=== Job 1 ===
In the shore house article, in what year did Vicario and his brother Fred buy a Hand & Stone franchise?

=== Source excerpt ===
After he graduated college in 1994, Vicario took on a series of jobs, working in food service sales and, in 2004, launching his own hardscaping business in Jersey. Then in 2008 he and his brother Fred bought a Hand & Stone franchise -- a massage and facial spa. It flourished. Soon the two became regional developers for Central and South Jersey, and then Orange County, Calif., opening three dozen locations.
His parents’ shore house was still in the family, but with four brothers and their families, it was getting cramped. Still, Vicario didn’t quite feel secure enough to make the leap to a place of his own. That changed when Hand & Stone’s corporate owner sold the company. The timing felt right to exit, so he and his brother sold their regions back to the franchise. By then they had acquired Cherry Blow Dry Bar -- a blowout salon franchise currently approaching two dozen locations.
With that, Vicario finally felt secure enough to start looking for a shore house. He found a vacant lot just a block from his parents’ place, looking out over a lake with stunning sunsets and served as general contractor himself, overseeing the construction of the house. His vision was simple: “There are windows everywhere, so when you wake up, you know you’re at the shore,” he says.
The house opened its doors last summer. His kids -- 11, 8 and 3 -- got up every morning and ran over to the original house to see their cousins and spend their summer days the way Vicario and his brothers spent them. “They love it,” he says. “It’s their favorite thing.”
It took a long time to get there, but Vicario finally made good on that promise to his wife. “It’s more satisfying than anything, just seeing their faces,” he says. “It’s not about the accomplishments or money or anything else. It’s about remembering what was done for me. I want my kids to feel the same way. You can’t put it into words.”

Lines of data
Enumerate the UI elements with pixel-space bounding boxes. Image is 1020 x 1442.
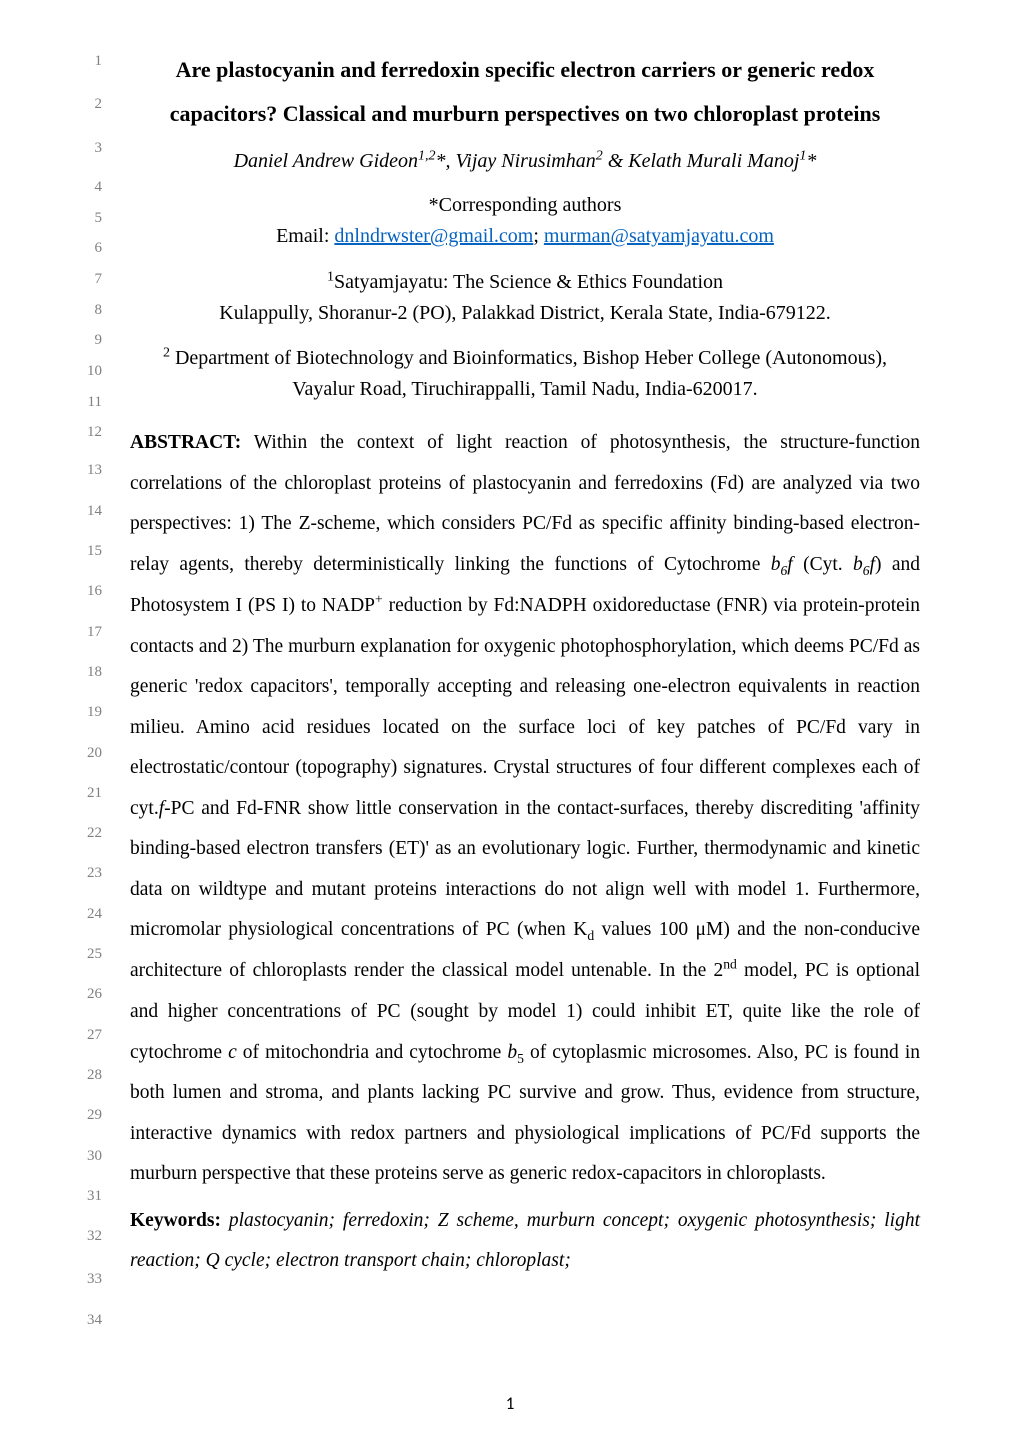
affiliation-2: 2 Department of Biotechnology and Bioinf…	[130, 343, 920, 406]
line-number: 16	[78, 584, 102, 599]
email-link-1[interactable]: dnlndrwster@gmail.com	[334, 225, 533, 247]
line-number: 28	[78, 1068, 102, 1083]
affiliation-1-line-1: 1Satyamjayatu: The Science & Ethics Foun…	[327, 271, 723, 293]
author-line: Daniel Andrew Gideon1,2*, Vijay Nirusimh…	[130, 140, 920, 182]
line-number: 15	[78, 544, 102, 559]
affiliation-1: 1Satyamjayatu: The Science & Ethics Foun…	[130, 266, 920, 329]
line-number: 19	[78, 705, 102, 720]
line-number: 31	[78, 1189, 102, 1204]
line-number: 4	[78, 180, 102, 195]
line-number: 27	[78, 1028, 102, 1043]
keywords-section: Keywords: plastocyanin; ferredoxin; Z sc…	[130, 1201, 920, 1281]
abstract-body: Within the context of light reaction of …	[130, 432, 920, 1184]
line-number: 5	[78, 211, 102, 226]
affiliation-2-line-1: 2 Department of Biotechnology and Bioinf…	[163, 347, 887, 369]
line-number: 6	[78, 241, 102, 256]
line-number: 8	[78, 303, 102, 318]
line-number: 20	[78, 746, 102, 761]
abstract-section: ABSTRACT: Within the context of light re…	[130, 423, 920, 1194]
affiliation-2-line-2: Vayalur Road, Tiruchirappalli, Tamil Nad…	[292, 378, 757, 400]
keywords-label: Keywords:	[130, 1210, 221, 1231]
paper-title: Are plastocyanin and ferredoxin specific…	[130, 48, 920, 136]
abstract-label: ABSTRACT:	[130, 432, 241, 453]
line-number: 1	[78, 54, 102, 69]
title-line-2: capacitors? Classical and murburn perspe…	[170, 101, 881, 126]
line-number: 22	[78, 826, 102, 841]
line-number: 9	[78, 333, 102, 348]
line-number: 33	[78, 1272, 102, 1287]
line-number: 29	[78, 1108, 102, 1123]
line-number: 18	[78, 665, 102, 680]
line-number: 7	[78, 272, 102, 287]
line-number: 25	[78, 947, 102, 962]
line-number: 30	[78, 1149, 102, 1164]
line-number: 26	[78, 987, 102, 1002]
line-number: 12	[78, 425, 102, 440]
line-number: 32	[78, 1229, 102, 1244]
affiliation-1-line-2: Kulappully, Shoranur-2 (PO), Palakkad Di…	[219, 302, 831, 324]
line-number: 17	[78, 625, 102, 640]
line-number: 13	[78, 463, 102, 478]
keywords-text: plastocyanin; ferredoxin; Z scheme, murb…	[130, 1210, 920, 1271]
line-number: 24	[78, 907, 102, 922]
corresponding-label: *Corresponding authors	[429, 194, 622, 216]
page-number: 1	[0, 1393, 1020, 1414]
line-number: 14	[78, 504, 102, 519]
line-number: 11	[78, 395, 102, 410]
page-content: Are plastocyanin and ferredoxin specific…	[130, 48, 920, 1281]
line-number: 21	[78, 786, 102, 801]
line-number: 10	[78, 364, 102, 379]
email-prefix: Email:	[276, 225, 334, 247]
line-number: 23	[78, 866, 102, 881]
line-number: 34	[78, 1313, 102, 1328]
title-line-1: Are plastocyanin and ferredoxin specific…	[176, 57, 875, 82]
line-number: 2	[78, 97, 102, 112]
line-number: 3	[78, 141, 102, 156]
email-separator: ;	[533, 225, 544, 247]
email-link-2[interactable]: murman@satyamjayatu.com	[544, 225, 774, 247]
corresponding-authors: *Corresponding authors Email: dnlndrwste…	[130, 190, 920, 252]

=== Job 2 ===
Count the lines in the rows above that contain the string "specific", with case counting, and reply with the number only.

=== Full answer 1 ===
2008

=== Full answer 2 ===
3